*What you are asked to do:* Copy the lines holding the word "Beni", all of them.
================================
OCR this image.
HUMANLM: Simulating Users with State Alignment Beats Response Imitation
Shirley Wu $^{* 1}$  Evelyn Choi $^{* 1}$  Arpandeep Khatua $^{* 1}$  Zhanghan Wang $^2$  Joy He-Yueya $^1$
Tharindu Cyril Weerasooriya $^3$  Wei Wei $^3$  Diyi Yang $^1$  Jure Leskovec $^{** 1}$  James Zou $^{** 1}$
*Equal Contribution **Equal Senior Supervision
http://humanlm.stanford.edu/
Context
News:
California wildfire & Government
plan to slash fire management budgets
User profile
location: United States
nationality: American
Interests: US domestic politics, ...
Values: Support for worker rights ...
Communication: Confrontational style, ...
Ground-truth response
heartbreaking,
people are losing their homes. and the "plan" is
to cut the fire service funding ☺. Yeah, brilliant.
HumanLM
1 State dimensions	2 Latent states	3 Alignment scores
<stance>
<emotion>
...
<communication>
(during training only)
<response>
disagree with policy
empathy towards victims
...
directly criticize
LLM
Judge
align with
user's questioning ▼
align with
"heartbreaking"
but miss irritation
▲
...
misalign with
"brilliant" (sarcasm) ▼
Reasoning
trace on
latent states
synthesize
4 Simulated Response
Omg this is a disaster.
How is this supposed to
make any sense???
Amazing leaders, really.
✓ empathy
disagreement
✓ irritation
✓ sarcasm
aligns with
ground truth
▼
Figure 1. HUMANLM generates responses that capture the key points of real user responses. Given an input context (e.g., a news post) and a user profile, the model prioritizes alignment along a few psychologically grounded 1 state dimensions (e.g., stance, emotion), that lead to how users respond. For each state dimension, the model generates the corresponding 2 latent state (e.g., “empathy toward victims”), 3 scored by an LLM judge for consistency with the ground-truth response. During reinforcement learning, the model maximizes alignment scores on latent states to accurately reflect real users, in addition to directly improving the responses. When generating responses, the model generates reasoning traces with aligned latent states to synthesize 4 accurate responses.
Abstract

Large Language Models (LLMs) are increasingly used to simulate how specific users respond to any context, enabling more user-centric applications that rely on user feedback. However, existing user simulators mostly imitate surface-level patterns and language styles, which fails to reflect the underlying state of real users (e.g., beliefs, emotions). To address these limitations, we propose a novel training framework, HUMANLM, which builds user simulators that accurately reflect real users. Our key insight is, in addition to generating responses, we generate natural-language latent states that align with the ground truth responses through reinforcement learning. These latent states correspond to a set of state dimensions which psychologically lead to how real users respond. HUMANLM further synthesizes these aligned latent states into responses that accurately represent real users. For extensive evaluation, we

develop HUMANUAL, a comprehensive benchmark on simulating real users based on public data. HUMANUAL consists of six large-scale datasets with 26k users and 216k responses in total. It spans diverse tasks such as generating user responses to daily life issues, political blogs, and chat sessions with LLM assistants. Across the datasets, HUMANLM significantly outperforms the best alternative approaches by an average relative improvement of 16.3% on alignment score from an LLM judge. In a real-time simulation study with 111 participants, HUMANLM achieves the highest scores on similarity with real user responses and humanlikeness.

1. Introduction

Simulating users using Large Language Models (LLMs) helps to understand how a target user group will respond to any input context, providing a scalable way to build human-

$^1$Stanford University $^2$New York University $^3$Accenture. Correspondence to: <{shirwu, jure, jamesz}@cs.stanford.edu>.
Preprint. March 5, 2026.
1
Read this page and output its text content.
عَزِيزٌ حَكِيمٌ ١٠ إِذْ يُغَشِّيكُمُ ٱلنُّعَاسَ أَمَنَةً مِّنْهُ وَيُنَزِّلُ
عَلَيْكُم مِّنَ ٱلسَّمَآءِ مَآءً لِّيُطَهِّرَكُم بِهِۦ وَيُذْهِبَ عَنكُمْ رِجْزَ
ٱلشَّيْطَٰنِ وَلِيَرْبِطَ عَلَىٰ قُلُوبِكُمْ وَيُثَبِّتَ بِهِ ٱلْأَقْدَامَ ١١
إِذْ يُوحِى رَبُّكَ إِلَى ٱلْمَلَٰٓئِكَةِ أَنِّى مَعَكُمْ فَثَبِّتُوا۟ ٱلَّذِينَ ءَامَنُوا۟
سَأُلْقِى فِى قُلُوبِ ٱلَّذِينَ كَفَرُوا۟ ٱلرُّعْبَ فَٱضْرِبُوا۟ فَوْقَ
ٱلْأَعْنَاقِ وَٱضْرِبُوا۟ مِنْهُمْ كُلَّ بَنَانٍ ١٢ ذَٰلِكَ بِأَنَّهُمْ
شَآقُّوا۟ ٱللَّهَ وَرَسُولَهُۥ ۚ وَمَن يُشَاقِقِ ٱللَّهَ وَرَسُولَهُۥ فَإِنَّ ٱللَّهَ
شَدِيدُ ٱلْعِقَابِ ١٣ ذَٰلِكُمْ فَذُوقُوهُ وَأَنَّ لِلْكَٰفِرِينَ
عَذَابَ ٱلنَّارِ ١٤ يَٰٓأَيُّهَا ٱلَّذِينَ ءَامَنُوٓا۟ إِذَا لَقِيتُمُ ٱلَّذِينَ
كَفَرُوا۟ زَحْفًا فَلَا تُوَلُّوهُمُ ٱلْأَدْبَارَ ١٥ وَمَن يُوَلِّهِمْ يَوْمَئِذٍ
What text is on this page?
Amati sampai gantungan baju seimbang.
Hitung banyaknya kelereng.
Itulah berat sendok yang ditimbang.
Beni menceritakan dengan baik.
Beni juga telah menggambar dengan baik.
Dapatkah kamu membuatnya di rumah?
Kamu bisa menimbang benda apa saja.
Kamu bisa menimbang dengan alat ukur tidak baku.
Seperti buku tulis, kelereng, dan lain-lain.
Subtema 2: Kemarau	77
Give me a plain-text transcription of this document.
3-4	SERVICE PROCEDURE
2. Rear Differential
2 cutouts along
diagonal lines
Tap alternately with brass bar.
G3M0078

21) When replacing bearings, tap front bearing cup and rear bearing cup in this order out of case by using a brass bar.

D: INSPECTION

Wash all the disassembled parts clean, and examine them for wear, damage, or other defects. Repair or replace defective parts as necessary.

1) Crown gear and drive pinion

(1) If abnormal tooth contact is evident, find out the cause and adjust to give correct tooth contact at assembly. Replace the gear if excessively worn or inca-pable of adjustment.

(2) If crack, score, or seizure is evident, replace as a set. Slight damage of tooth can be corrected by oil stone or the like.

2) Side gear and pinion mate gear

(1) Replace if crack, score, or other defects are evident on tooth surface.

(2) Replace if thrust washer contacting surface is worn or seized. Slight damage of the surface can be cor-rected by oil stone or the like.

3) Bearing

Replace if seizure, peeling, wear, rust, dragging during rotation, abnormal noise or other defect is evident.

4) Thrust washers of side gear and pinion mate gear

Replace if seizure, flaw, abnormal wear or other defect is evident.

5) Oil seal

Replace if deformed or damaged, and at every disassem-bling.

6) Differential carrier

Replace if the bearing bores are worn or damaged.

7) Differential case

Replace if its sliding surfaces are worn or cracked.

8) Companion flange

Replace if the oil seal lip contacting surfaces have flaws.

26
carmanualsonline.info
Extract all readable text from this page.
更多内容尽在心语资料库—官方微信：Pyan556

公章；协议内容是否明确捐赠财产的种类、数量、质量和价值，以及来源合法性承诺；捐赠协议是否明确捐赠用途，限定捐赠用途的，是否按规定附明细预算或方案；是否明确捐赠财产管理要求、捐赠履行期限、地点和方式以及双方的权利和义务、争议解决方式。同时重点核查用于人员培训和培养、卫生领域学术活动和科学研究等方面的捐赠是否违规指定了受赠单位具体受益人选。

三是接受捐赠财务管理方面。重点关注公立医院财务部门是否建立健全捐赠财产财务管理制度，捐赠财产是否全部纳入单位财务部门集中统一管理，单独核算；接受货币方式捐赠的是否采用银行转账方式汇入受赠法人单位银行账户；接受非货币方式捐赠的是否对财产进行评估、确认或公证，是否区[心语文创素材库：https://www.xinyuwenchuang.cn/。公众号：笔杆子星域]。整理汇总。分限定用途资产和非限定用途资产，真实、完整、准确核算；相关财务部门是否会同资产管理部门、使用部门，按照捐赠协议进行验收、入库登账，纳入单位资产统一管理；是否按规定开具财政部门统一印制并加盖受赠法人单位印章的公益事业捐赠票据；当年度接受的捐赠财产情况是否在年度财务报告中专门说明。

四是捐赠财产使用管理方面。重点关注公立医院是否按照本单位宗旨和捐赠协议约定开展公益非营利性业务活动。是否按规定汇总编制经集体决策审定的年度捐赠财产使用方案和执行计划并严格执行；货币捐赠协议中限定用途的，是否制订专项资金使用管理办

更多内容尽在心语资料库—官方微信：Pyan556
================================
*Written response:*
Beni menceritakan dengan baik.
Beni juga telah menggambar dengan baik.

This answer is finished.